BEGIN

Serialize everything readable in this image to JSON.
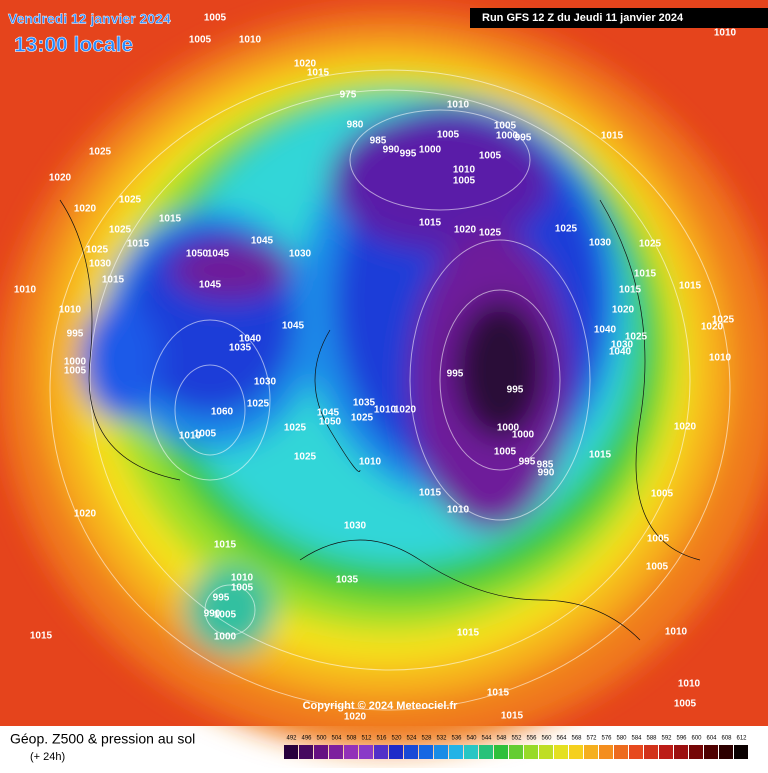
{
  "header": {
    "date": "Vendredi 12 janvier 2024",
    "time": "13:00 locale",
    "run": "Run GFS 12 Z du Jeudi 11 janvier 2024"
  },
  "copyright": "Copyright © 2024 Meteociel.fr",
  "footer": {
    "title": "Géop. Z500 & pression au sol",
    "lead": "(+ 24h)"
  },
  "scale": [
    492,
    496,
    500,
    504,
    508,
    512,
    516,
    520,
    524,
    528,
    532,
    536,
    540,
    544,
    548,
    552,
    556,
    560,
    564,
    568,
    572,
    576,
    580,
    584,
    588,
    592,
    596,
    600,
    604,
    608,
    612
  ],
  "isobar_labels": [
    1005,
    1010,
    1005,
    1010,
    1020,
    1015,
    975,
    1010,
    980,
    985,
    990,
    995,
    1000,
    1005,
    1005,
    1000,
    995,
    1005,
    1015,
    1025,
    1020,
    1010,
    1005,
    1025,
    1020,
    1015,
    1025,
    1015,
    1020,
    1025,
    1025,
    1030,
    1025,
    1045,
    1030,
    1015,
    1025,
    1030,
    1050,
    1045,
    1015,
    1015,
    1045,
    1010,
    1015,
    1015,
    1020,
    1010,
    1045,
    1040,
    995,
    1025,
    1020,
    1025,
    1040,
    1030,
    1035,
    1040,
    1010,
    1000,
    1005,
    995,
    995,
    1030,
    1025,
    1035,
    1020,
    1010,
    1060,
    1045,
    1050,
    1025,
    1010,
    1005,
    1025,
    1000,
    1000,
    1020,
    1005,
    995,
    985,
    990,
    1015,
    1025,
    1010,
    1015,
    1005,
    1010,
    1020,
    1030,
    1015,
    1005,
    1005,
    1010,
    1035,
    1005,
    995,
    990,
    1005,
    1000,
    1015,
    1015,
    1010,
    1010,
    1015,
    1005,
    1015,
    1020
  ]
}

END
BEGIN

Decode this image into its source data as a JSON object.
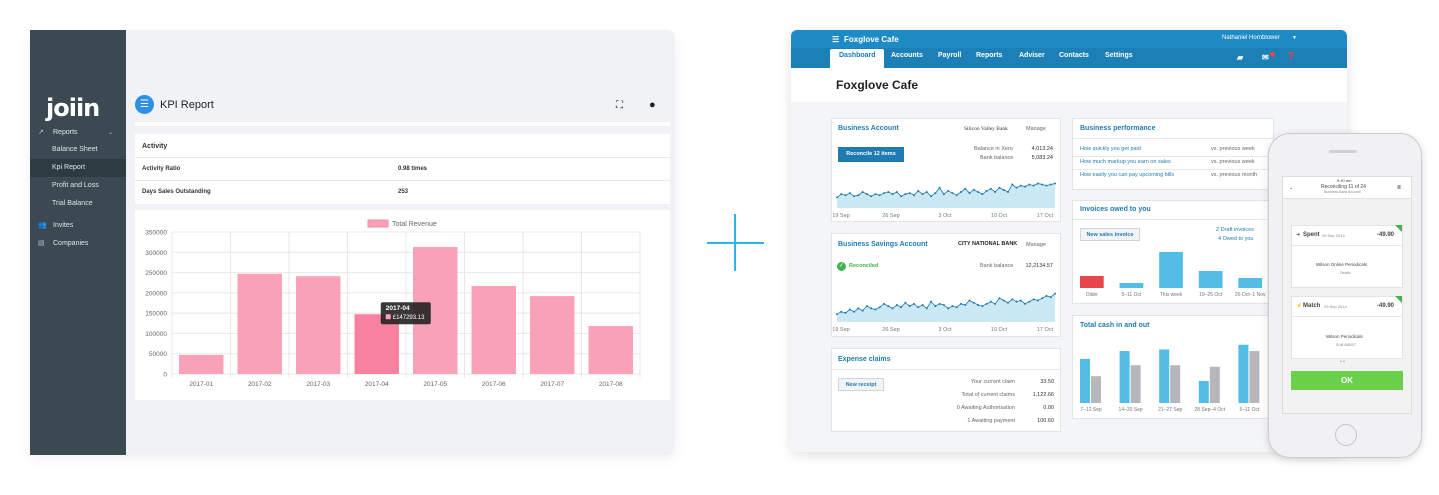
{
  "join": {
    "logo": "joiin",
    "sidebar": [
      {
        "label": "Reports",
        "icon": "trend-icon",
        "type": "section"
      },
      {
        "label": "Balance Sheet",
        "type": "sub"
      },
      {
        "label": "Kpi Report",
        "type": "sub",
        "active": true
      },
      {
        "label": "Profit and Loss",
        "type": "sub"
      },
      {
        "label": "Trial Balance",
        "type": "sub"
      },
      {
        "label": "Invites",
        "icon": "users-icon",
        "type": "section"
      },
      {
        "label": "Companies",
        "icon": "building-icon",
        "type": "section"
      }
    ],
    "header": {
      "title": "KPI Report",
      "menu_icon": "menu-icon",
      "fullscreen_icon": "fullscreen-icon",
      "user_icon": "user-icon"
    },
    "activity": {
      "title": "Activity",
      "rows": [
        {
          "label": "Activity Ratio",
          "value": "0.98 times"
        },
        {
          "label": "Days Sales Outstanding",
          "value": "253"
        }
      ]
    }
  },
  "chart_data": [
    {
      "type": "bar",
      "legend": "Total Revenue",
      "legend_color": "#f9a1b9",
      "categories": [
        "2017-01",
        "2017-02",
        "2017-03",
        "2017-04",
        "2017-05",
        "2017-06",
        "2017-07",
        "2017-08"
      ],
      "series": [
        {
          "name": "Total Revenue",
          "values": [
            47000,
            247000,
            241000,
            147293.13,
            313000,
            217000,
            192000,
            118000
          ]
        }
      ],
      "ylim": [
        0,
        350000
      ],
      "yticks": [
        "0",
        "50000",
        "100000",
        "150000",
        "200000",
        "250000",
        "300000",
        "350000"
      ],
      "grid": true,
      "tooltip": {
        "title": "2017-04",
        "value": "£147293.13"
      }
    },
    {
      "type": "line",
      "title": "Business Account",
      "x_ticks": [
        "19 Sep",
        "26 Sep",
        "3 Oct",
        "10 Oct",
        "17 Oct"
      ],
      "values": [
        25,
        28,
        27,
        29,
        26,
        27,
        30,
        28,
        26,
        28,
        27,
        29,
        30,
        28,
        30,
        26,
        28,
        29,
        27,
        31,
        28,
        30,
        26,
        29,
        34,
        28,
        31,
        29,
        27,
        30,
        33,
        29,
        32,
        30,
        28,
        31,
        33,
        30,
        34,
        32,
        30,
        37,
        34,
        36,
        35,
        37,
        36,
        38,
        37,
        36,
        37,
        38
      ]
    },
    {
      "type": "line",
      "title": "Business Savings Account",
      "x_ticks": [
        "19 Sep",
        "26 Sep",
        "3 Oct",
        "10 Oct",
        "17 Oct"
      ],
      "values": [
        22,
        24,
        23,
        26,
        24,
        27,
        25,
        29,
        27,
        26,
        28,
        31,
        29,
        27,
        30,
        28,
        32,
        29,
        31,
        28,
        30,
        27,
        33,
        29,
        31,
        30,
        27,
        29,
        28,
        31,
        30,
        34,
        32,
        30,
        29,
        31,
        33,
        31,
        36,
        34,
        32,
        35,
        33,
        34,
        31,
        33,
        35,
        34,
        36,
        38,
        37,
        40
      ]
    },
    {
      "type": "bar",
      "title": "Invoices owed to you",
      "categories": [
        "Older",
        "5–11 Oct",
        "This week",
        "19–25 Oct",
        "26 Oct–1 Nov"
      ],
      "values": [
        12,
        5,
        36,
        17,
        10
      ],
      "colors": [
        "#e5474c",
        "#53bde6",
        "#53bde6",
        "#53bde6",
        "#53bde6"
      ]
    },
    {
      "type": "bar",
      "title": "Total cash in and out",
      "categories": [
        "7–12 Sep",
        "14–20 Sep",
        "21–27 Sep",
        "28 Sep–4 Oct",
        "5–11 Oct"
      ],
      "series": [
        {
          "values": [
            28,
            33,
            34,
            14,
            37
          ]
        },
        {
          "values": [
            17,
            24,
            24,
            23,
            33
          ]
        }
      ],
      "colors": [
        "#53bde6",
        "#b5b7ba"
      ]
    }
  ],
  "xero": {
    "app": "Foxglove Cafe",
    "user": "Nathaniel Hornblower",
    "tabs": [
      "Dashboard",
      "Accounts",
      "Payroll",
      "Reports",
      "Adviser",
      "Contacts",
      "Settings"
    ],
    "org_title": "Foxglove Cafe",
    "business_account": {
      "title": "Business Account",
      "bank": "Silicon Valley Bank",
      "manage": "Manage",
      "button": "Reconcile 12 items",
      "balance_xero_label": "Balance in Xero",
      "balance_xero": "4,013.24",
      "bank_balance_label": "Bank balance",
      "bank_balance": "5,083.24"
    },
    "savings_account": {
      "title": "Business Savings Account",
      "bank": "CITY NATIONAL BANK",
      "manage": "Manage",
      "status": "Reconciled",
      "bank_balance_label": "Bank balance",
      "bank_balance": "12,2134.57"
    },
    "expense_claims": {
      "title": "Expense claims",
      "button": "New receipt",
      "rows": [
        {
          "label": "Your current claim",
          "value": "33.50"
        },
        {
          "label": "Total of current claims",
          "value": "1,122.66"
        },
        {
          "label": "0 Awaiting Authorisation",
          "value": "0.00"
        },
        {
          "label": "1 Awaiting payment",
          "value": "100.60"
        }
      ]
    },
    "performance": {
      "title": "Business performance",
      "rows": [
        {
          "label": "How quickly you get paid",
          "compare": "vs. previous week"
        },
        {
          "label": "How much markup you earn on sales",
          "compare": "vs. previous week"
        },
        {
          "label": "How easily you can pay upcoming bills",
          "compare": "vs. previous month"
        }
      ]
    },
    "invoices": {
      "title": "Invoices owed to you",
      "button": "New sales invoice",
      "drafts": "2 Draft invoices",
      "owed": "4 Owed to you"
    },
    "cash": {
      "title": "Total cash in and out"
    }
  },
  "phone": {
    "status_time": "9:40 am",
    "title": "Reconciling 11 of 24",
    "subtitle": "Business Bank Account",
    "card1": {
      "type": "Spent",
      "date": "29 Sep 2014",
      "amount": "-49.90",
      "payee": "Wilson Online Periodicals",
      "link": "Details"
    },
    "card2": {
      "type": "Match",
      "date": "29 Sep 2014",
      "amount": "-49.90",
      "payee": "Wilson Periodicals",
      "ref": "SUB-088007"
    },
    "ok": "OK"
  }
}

END

From the listing, copy every line where the string "Wilson" appears.

Correct output.
      "payee": "Wilson Online Periodicals",
      "payee": "Wilson Periodicals",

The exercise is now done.